### EXTRAIT PRÉSENTÉ
L’accès à l’eau pour l’agriculture est une question cruciale, surtout en période de changements climatiques qui entraînent des variations imprévisibles dans les précipitations et la disponibilité de l’eau. Cependant, l’Algérie fait face à la compétition pour l’eau, car les industries, y compris les hydrocarbures, ont également besoin de cette ressource. Pour avoir plus de pétrole, l’eau est importante pour maintenir l’équilibre de pression au niveau géologique. Nous avons besoin, en moyenne, de 12 barils d’eau pour produire un baril de pétrole. Il en est de même pour l’hydrogène dit «vert».  L’exploitation des eaux souterraines, comme l’Albien, est vitale, mais doit être gérée de manière durable pour éviter l’épuisement des réserves.

Ces dernières sont évaluées entre 30 000 et 60 000 milliards de mètre cubes. Nous devons choisir ce que nous devons faire. Nous baignons dans un océan d’énergie, mais nos ressources hydriques restent très limitées. Le développement de technologies de dessalement de l’eau de mer, en particulier avec des avancées comme le graphème, peut offrir une solution pour répondre aux besoins en eau potable et en eau d’irrigation. Cela permettrait de préserver les ressources en eau douce pour l’usage agricole. J’insiste, il est important de revoir les priorités et de prendre en compte les besoins de la population et de l’agriculture lors de la répartition de l’eau entre les différentes industries.

- Comment garantir la souveraineté en matière de semences pour une agriculture autonome ?

Nous sommes à peu près maîtres de trois semences. La pomme de terre, le blé dur et le palmier dattier. Pour le premier, c’est une semi-souveraineté puisqu’il s’agit de la 3e génération de semences. Pour le blé dur, nous avons une collection de semences de blé dur qui a fait ses preuves, mais qui nécessite encore un travail à faire pour améliorer ses caractéristiques et explorer tout son potentiel de développement génétique qui n’est pas encore à son bout. Pour le palmier dattier, nous sommes totalement indépendants en matière de semences.

Nous devons réfléchir sur les manières de l’utiliser dans une configuration de mode de production agricole moderne qui dépasse le système oasien et qui offre une perspective agricole pluridisciplinaire si l’on souhaite développer l’agriculture saharienne. La souveraineté en matière de semences est un élément-clé pour assurer une agriculture autonome et résiliente, une production alimentaire sereine, une meilleure adaptation aux besoins spécifiques du pays et la préservation de la diversité génétique des cultures. Pour garantir cette souveraineté, plusieurs approches peuvent être envisagées.
######
### DONNÉES FOURNIES
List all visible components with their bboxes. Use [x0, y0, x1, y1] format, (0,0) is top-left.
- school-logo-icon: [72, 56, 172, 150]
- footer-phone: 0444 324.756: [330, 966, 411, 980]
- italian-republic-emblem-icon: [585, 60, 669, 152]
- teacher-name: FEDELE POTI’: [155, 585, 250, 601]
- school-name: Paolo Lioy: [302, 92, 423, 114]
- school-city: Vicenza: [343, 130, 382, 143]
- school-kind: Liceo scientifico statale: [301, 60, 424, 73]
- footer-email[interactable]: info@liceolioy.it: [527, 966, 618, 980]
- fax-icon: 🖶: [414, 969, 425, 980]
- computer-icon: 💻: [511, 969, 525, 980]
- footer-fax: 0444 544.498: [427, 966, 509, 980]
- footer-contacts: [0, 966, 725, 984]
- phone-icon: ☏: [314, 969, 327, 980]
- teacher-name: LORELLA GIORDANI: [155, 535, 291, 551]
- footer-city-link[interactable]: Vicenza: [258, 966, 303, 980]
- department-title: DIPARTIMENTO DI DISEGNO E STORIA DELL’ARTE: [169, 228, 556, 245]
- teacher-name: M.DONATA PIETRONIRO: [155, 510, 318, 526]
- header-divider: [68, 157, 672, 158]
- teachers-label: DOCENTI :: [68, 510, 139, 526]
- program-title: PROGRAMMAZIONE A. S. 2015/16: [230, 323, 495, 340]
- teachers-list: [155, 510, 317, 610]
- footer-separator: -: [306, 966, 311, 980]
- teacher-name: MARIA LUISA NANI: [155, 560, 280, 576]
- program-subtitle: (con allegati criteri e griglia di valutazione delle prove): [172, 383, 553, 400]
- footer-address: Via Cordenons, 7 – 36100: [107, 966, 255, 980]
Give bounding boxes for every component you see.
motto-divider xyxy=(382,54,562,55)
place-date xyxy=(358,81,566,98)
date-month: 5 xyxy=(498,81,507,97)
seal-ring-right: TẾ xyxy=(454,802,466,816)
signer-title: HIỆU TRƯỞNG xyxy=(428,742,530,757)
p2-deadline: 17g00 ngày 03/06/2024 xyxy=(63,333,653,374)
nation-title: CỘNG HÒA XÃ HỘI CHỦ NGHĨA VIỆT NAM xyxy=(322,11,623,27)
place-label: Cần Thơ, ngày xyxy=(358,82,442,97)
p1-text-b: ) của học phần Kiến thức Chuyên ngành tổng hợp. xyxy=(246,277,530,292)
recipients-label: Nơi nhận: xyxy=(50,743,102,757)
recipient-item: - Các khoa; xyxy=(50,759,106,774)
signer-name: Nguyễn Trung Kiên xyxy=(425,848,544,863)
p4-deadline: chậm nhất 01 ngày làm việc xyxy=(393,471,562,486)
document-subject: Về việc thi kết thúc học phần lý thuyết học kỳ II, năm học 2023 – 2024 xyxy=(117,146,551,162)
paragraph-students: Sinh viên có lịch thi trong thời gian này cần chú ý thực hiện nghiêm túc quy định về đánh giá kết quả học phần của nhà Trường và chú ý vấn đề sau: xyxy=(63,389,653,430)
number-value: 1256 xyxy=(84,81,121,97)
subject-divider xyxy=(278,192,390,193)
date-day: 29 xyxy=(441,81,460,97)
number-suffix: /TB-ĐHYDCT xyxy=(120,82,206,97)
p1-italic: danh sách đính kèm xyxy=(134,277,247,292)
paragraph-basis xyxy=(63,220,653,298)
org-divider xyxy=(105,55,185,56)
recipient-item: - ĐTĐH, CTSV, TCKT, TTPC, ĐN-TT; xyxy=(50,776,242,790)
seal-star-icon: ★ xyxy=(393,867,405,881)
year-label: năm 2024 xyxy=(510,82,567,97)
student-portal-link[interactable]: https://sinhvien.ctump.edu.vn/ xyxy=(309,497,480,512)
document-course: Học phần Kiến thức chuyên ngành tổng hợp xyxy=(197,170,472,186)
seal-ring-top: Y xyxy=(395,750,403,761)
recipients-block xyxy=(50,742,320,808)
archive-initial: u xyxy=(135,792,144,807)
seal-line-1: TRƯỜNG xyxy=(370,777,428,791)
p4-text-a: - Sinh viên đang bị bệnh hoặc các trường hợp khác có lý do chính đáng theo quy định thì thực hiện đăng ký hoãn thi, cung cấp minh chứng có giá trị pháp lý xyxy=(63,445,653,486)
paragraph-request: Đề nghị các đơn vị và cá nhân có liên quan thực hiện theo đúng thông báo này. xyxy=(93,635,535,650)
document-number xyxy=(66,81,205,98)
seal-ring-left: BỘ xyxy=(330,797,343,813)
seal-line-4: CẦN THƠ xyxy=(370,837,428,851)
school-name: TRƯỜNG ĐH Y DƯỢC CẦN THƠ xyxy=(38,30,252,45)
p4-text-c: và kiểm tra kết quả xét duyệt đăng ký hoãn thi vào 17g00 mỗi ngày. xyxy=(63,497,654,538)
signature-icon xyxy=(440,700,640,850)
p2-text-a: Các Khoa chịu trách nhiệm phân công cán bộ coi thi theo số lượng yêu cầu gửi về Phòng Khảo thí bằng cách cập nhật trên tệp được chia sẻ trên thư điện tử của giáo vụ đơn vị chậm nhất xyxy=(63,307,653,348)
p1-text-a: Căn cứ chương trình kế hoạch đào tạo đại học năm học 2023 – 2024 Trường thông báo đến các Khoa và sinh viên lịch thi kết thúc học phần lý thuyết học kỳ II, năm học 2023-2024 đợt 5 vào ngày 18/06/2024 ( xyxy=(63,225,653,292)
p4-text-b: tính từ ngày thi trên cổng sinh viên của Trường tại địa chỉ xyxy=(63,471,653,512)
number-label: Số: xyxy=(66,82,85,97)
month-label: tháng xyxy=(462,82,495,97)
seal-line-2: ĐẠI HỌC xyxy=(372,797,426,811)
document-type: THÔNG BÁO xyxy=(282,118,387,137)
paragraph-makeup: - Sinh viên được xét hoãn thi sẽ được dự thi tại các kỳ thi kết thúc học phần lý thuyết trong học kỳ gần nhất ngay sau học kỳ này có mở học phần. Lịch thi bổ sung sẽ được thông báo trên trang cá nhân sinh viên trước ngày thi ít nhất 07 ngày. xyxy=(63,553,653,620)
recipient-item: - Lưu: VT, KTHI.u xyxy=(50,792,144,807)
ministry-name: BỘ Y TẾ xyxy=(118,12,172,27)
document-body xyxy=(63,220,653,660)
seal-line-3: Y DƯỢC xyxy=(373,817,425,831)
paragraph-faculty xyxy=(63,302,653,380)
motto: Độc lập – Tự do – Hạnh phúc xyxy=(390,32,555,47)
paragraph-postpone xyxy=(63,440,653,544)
######
# OBJECTIF DE L'EXERCICE
Poursuivez l'extrait sur l'eau et les semences en Algérie à partir de sa dernière phrase.

# RÉSULTAT DE L'EXERCICE
Tout d’abord, il est important de continuer à investir dans la recherche agricole et la sélection des variétés végétales adaptées aux conditions locales. Cela peut inclure le développement d’hybrides spécifiques au climat algérien, capables de résister aux sécheresses et aux maladies qui pourraient être exacerbées par les changements climatiques. La banque de semences nationales est essentielle pour préserver la diversité génétique des cultures et protéger les variétés traditionnelles locales. Cela permet également de disposer d’un stock de semences en cas de crises agricoles majeures. Collaborer avec des partenaires internationaux peut également être bénéfique pour accéder à des variétés de semences indisponibles localement. Cependant, il est important de veiller à ce que de telles collaborations ne compromettent pas la souveraineté en matière de semences et n’entraînent pas une dépendance excessive vis-à-vis d’autres pays.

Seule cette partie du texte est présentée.